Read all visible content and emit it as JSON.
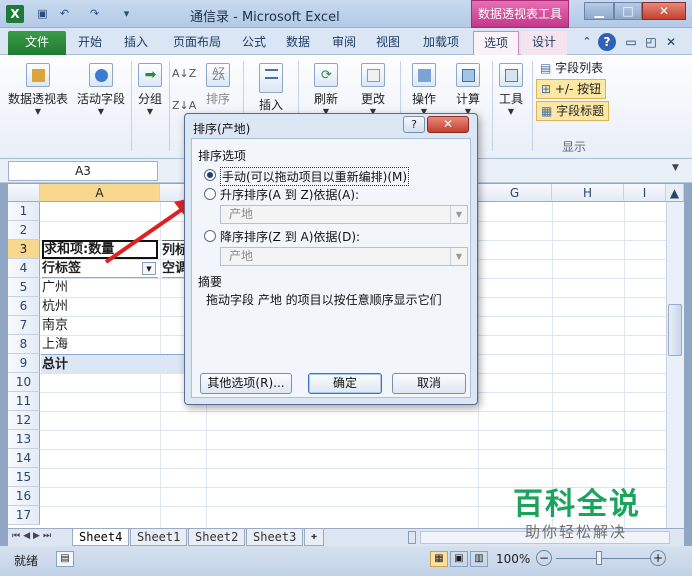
{
  "titlebar": {
    "app_icon": "X",
    "title": "通信录 - Microsoft Excel",
    "context_tab_title": "数据透视表工具",
    "controls": [
      "minimize-icon",
      "maximize-icon",
      "close-icon"
    ]
  },
  "tabs": {
    "file": "文件",
    "items": [
      "开始",
      "插入",
      "页面布局",
      "公式",
      "数据",
      "审阅",
      "视图",
      "加载项",
      "选项",
      "设计"
    ]
  },
  "ribbon": {
    "pivot_table": "数据透视表",
    "active_field": "活动字段",
    "group": "分组",
    "sort": "排序",
    "insert": "插入",
    "refresh": "刷新",
    "change": "更改",
    "actions": "操作",
    "calc": "计算",
    "tools": "工具",
    "field_list": "字段列表",
    "plus_minus": "+/- 按钮",
    "field_headers": "字段标题",
    "show_group": "显示"
  },
  "namebox": "A3",
  "columns": [
    "A",
    "G",
    "H",
    "I"
  ],
  "rows": [
    "1",
    "2",
    "3",
    "4",
    "5",
    "6",
    "7",
    "8",
    "9",
    "10",
    "11",
    "12",
    "13",
    "14",
    "15",
    "16",
    "17"
  ],
  "cells": {
    "a3": "求和项:数量",
    "b3": "列标",
    "a4": "行标签",
    "b4": "空调",
    "a5": "广州",
    "a6": "杭州",
    "a7": "南京",
    "a8": "上海",
    "a9": "总计"
  },
  "sheets": [
    "Sheet4",
    "Sheet1",
    "Sheet2",
    "Sheet3"
  ],
  "status": {
    "ready": "就绪",
    "zoom": "100%",
    "minus": "−",
    "plus": "+"
  },
  "dialog": {
    "title": "排序(产地)",
    "help": "?",
    "close": "✕",
    "section": "排序选项",
    "opt_manual": "手动(可以拖动项目以重新编排)(M)",
    "opt_asc": "升序排序(A 到 Z)依据(A):",
    "asc_value": "产地",
    "opt_desc": "降序排序(Z 到 A)依据(D):",
    "desc_value": "产地",
    "summary_label": "摘要",
    "summary_text": "拖动字段 产地 的项目以按任意顺序显示它们",
    "more_options": "其他选项(R)...",
    "ok": "确定",
    "cancel": "取消"
  },
  "watermark": {
    "title": "百科全说",
    "subtitle": "助你轻松解决"
  },
  "colors": {
    "file_tab": "#1f7b32",
    "context_tab": "#c3378a",
    "selection": "#f8d88e",
    "arrow": "#e02020"
  }
}
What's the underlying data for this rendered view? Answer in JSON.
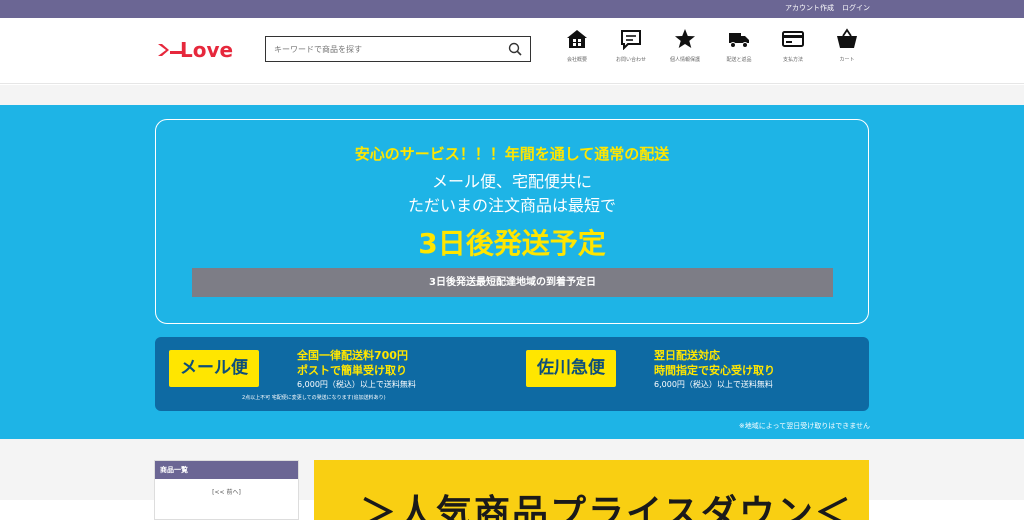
{
  "topbar": {
    "register": "アカウント作成",
    "login": "ログイン"
  },
  "search": {
    "placeholder": "キーワードで商品を探す"
  },
  "nav": [
    {
      "label": "会社概要",
      "icon": "home-icon"
    },
    {
      "label": "お問い合わせ",
      "icon": "chat-icon"
    },
    {
      "label": "個人情報保護",
      "icon": "star-icon"
    },
    {
      "label": "配送と返品",
      "icon": "truck-icon"
    },
    {
      "label": "支払方法",
      "icon": "credit-card-icon"
    },
    {
      "label": "カート",
      "icon": "cart-icon"
    }
  ],
  "promo": {
    "line1": "安心のサービス！！！年間を通して通常の配送",
    "line2": "メール便、宅配便共に",
    "line3": "ただいまの注文商品は最短で",
    "headline": "3日後発送予定",
    "bar": "3日後発送最短配達地域の到着予定日"
  },
  "shipping": {
    "mail": {
      "badge": "メール便",
      "title1": "全国一律配送料700円",
      "title2": "ポストで簡単受け取り",
      "free": "6,000円（税込）以上で送料無料",
      "note": "2点以上不可 宅配便に変更しての発送になります(追加送料あり)"
    },
    "sagawa": {
      "badge": "佐川急便",
      "title1": "翌日配送対応",
      "title2": "時間指定で安心受け取り",
      "free": "6,000円（税込）以上で送料無料"
    },
    "footnote": "※地域によって翌日受け取りはできません"
  },
  "sidebar": {
    "heading": "商品一覧",
    "prev": "[<< 前へ]"
  },
  "sale_banner": {
    "text": "＞人気商品プライスダウン＜"
  },
  "colors": {
    "topbar": "#6b6694",
    "banner": "#1eb4e6",
    "ship_bg": "#0e6aa3",
    "accent": "#ffe600"
  }
}
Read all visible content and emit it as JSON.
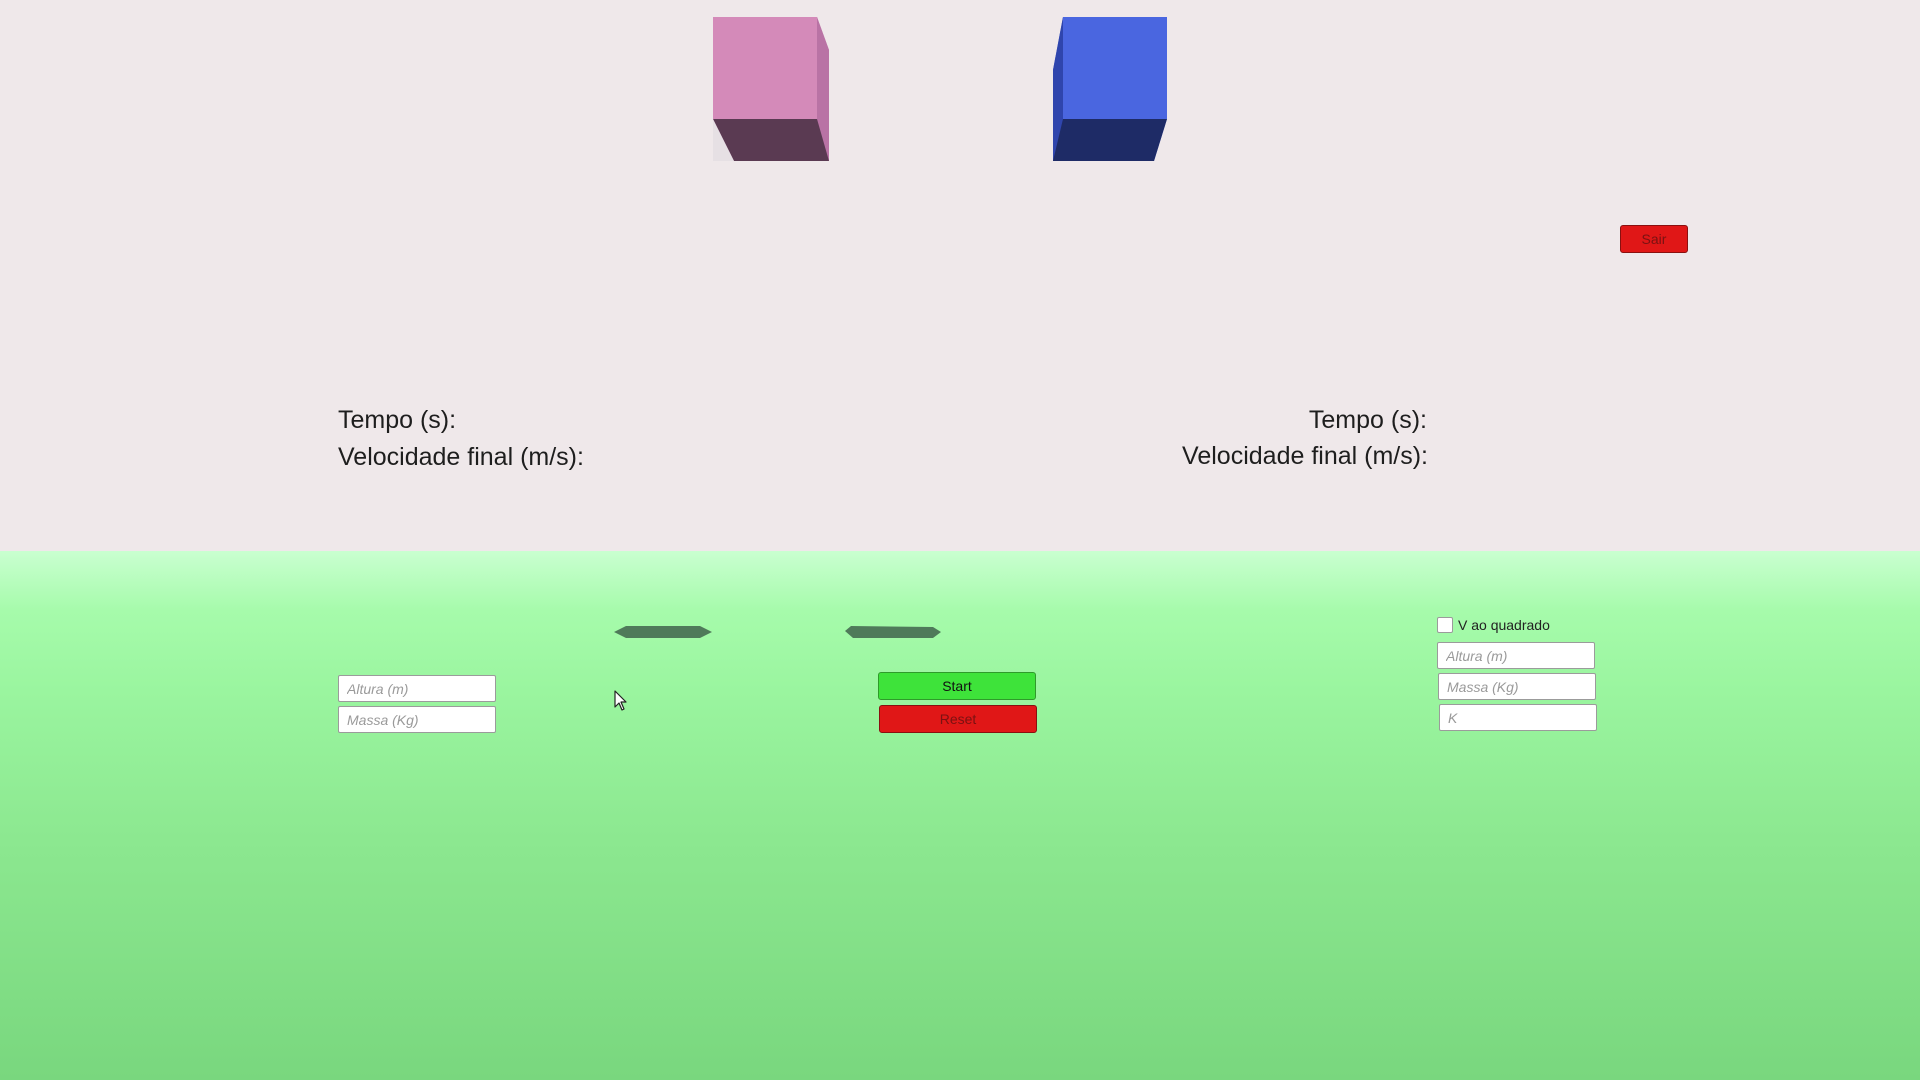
{
  "scene": {
    "colors": {
      "sky": "#efe8ea",
      "ground": "#8be78f",
      "pink_cube": "#d488b8",
      "blue_cube": "#4a66e0",
      "start_button": "#3ee33a",
      "red_buttons": "#e01717"
    }
  },
  "left_panel": {
    "tempo_label": "Tempo (s):",
    "velocidade_label": "Velocidade final (m/s):",
    "altura_placeholder": "Altura (m)",
    "massa_placeholder": "Massa (Kg)"
  },
  "right_panel": {
    "tempo_label": "Tempo (s):",
    "velocidade_label": "Velocidade final (m/s):",
    "checkbox_label": "V ao quadrado",
    "checkbox_checked": false,
    "altura_placeholder": "Altura (m)",
    "massa_placeholder": "Massa (Kg)",
    "k_placeholder": "K"
  },
  "controls": {
    "start_label": "Start",
    "reset_label": "Reset",
    "sair_label": "Sair"
  },
  "icons": {
    "cursor": "mouse-pointer-icon"
  }
}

····················

Repeat the material above in full and exactly, apart from the pictures.

Task answer:
Read all visible content and emit it as JSON.
{
  "titlebar": {
    "app_icon": "X",
    "title": "通信录 - Microsoft Excel",
    "context_tab_title": "数据透视表工具",
    "controls": [
      "minimize-icon",
      "maximize-icon",
      "close-icon"
    ]
  },
  "tabs": {
    "file": "文件",
    "items": [
      "开始",
      "插入",
      "页面布局",
      "公式",
      "数据",
      "审阅",
      "视图",
      "加载项",
      "选项",
      "设计"
    ]
  },
  "ribbon": {
    "pivot_table": "数据透视表",
    "active_field": "活动字段",
    "group": "分组",
    "sort": "排序",
    "insert": "插入",
    "refresh": "刷新",
    "change": "更改",
    "actions": "操作",
    "calc": "计算",
    "tools": "工具",
    "field_list": "字段列表",
    "plus_minus": "+/- 按钮",
    "field_headers": "字段标题",
    "show_group": "显示"
  },
  "namebox": "A3",
  "columns": [
    "A",
    "G",
    "H",
    "I"
  ],
  "rows": [
    "1",
    "2",
    "3",
    "4",
    "5",
    "6",
    "7",
    "8",
    "9",
    "10",
    "11",
    "12",
    "13",
    "14",
    "15",
    "16",
    "17"
  ],
  "cells": {
    "a3": "求和项:数量",
    "b3": "列标",
    "a4": "行标签",
    "b4": "空调",
    "a5": "广州",
    "a6": "杭州",
    "a7": "南京",
    "a8": "上海",
    "a9": "总计"
  },
  "sheets": [
    "Sheet4",
    "Sheet1",
    "Sheet2",
    "Sheet3"
  ],
  "status": {
    "ready": "就绪",
    "zoom": "100%",
    "minus": "−",
    "plus": "+"
  },
  "dialog": {
    "title": "排序(产地)",
    "help": "?",
    "close": "✕",
    "section": "排序选项",
    "opt_manual": "手动(可以拖动项目以重新编排)(M)",
    "opt_asc": "升序排序(A 到 Z)依据(A):",
    "asc_value": "产地",
    "opt_desc": "降序排序(Z 到 A)依据(D):",
    "desc_value": "产地",
    "summary_label": "摘要",
    "summary_text": "拖动字段 产地 的项目以按任意顺序显示它们",
    "more_options": "其他选项(R)...",
    "ok": "确定",
    "cancel": "取消"
  },
  "watermark": {
    "title": "百科全说",
    "subtitle": "助你轻松解决"
  },
  "colors": {
    "file_tab": "#1f7b32",
    "context_tab": "#c3378a",
    "selection": "#f8d88e",
    "arrow": "#e02020"
  }
}
What's the underlying data for this rendered view? Answer in JSON.
{
  "topbar": {
    "register": "アカウント作成",
    "login": "ログイン"
  },
  "search": {
    "placeholder": "キーワードで商品を探す"
  },
  "nav": [
    {
      "label": "会社概要",
      "icon": "home-icon"
    },
    {
      "label": "お問い合わせ",
      "icon": "chat-icon"
    },
    {
      "label": "個人情報保護",
      "icon": "star-icon"
    },
    {
      "label": "配送と返品",
      "icon": "truck-icon"
    },
    {
      "label": "支払方法",
      "icon": "credit-card-icon"
    },
    {
      "label": "カート",
      "icon": "cart-icon"
    }
  ],
  "promo": {
    "line1": "安心のサービス！！！年間を通して通常の配送",
    "line2": "メール便、宅配便共に",
    "line3": "ただいまの注文商品は最短で",
    "headline": "3日後発送予定",
    "bar": "3日後発送最短配達地域の到着予定日"
  },
  "shipping": {
    "mail": {
      "badge": "メール便",
      "title1": "全国一律配送料700円",
      "title2": "ポストで簡単受け取り",
      "free": "6,000円（税込）以上で送料無料",
      "note": "2点以上不可 宅配便に変更しての発送になります(追加送料あり)"
    },
    "sagawa": {
      "badge": "佐川急便",
      "title1": "翌日配送対応",
      "title2": "時間指定で安心受け取り",
      "free": "6,000円（税込）以上で送料無料"
    },
    "footnote": "※地域によって翌日受け取りはできません"
  },
  "sidebar": {
    "heading": "商品一覧",
    "prev": "[<< 前へ]"
  },
  "sale_banner": {
    "text": "＞人気商品プライスダウン＜"
  },
  "colors": {
    "topbar": "#6b6694",
    "banner": "#1eb4e6",
    "ship_bg": "#0e6aa3",
    "accent": "#ffe600"
  }
}
Read all visible content and emit it as JSON.
{
  "scene": {
    "colors": {
      "sky": "#efe8ea",
      "ground": "#8be78f",
      "pink_cube": "#d488b8",
      "blue_cube": "#4a66e0",
      "start_button": "#3ee33a",
      "red_buttons": "#e01717"
    }
  },
  "left_panel": {
    "tempo_label": "Tempo (s):",
    "velocidade_label": "Velocidade final (m/s):",
    "altura_placeholder": "Altura (m)",
    "massa_placeholder": "Massa (Kg)"
  },
  "right_panel": {
    "tempo_label": "Tempo (s):",
    "velocidade_label": "Velocidade final (m/s):",
    "checkbox_label": "V ao quadrado",
    "checkbox_checked": false,
    "altura_placeholder": "Altura (m)",
    "massa_placeholder": "Massa (Kg)",
    "k_placeholder": "K"
  },
  "controls": {
    "start_label": "Start",
    "reset_label": "Reset",
    "sair_label": "Sair"
  },
  "icons": {
    "cursor": "mouse-pointer-icon"
  }
}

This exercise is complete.